--- Supplied information ---

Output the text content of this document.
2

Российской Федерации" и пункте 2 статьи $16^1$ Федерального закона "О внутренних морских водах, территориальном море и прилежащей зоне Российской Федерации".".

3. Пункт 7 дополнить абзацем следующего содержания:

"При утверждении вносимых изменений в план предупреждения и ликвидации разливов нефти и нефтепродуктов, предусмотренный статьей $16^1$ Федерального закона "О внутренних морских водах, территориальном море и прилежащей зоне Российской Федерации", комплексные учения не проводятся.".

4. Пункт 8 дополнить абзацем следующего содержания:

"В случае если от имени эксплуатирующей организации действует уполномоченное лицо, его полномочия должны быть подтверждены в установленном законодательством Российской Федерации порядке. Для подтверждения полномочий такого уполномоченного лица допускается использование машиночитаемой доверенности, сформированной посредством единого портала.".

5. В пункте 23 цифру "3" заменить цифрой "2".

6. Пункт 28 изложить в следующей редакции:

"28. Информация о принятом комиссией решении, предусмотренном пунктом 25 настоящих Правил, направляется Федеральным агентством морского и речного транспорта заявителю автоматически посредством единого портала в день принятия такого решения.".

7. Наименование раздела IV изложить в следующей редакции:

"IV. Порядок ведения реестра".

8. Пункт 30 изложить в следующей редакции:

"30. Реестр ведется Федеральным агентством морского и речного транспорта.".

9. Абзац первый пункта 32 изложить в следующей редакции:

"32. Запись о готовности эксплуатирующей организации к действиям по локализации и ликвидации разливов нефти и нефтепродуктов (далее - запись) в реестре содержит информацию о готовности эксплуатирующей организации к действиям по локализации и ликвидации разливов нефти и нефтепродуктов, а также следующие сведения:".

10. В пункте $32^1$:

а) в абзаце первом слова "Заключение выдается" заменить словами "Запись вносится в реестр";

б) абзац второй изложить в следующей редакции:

---

*Directions for this task*:
Set down the listing in full, keeping every word exactly as it is.

*Response*:
Output the text content of this document.
2

Российской Федерации" и пункте 2 статьи $16^1$ Федерального закона "О внутренних морских водах, территориальном море и прилежащей зоне Российской Федерации".".

3. Пункт 7 дополнить абзацем следующего содержания:

"При утверждении вносимых изменений в план предупреждения и ликвидации разливов нефти и нефтепродуктов, предусмотренный статьей $16^1$ Федерального закона "О внутренних морских водах, территориальном море и прилежащей зоне Российской Федерации", комплексные учения не проводятся.".

4. Пункт 8 дополнить абзацем следующего содержания:

"В случае если от имени эксплуатирующей организации действует уполномоченное лицо, его полномочия должны быть подтверждены в установленном законодательством Российской Федерации порядке. Для подтверждения полномочий такого уполномоченного лица допускается использование машиночитаемой доверенности, сформированной посредством единого портала.".

5. В пункте 23 цифру "3" заменить цифрой "2".

6. Пункт 28 изложить в следующей редакции:

"28. Информация о принятом комиссией решении, предусмотренном пунктом 25 настоящих Правил, направляется Федеральным агентством морского и речного транспорта заявителю автоматически посредством единого портала в день принятия такого решения.".

7. Наименование раздела IV изложить в следующей редакции:

"IV. Порядок ведения реестра".

8. Пункт 30 изложить в следующей редакции:

"30. Реестр ведется Федеральным агентством морского и речного транспорта.".

9. Абзац первый пункта 32 изложить в следующей редакции:

"32. Запись о готовности эксплуатирующей организации к действиям по локализации и ликвидации разливов нефти и нефтепродуктов (далее - запись) в реестре содержит информацию о готовности эксплуатирующей организации к действиям по локализации и ликвидации разливов нефти и нефтепродуктов, а также следующие сведения:".

10. В пункте $32^1$:

а) в абзаце первом слова "Заключение выдается" заменить словами "Запись вносится в реестр";

б) абзац второй изложить в следующей редакции:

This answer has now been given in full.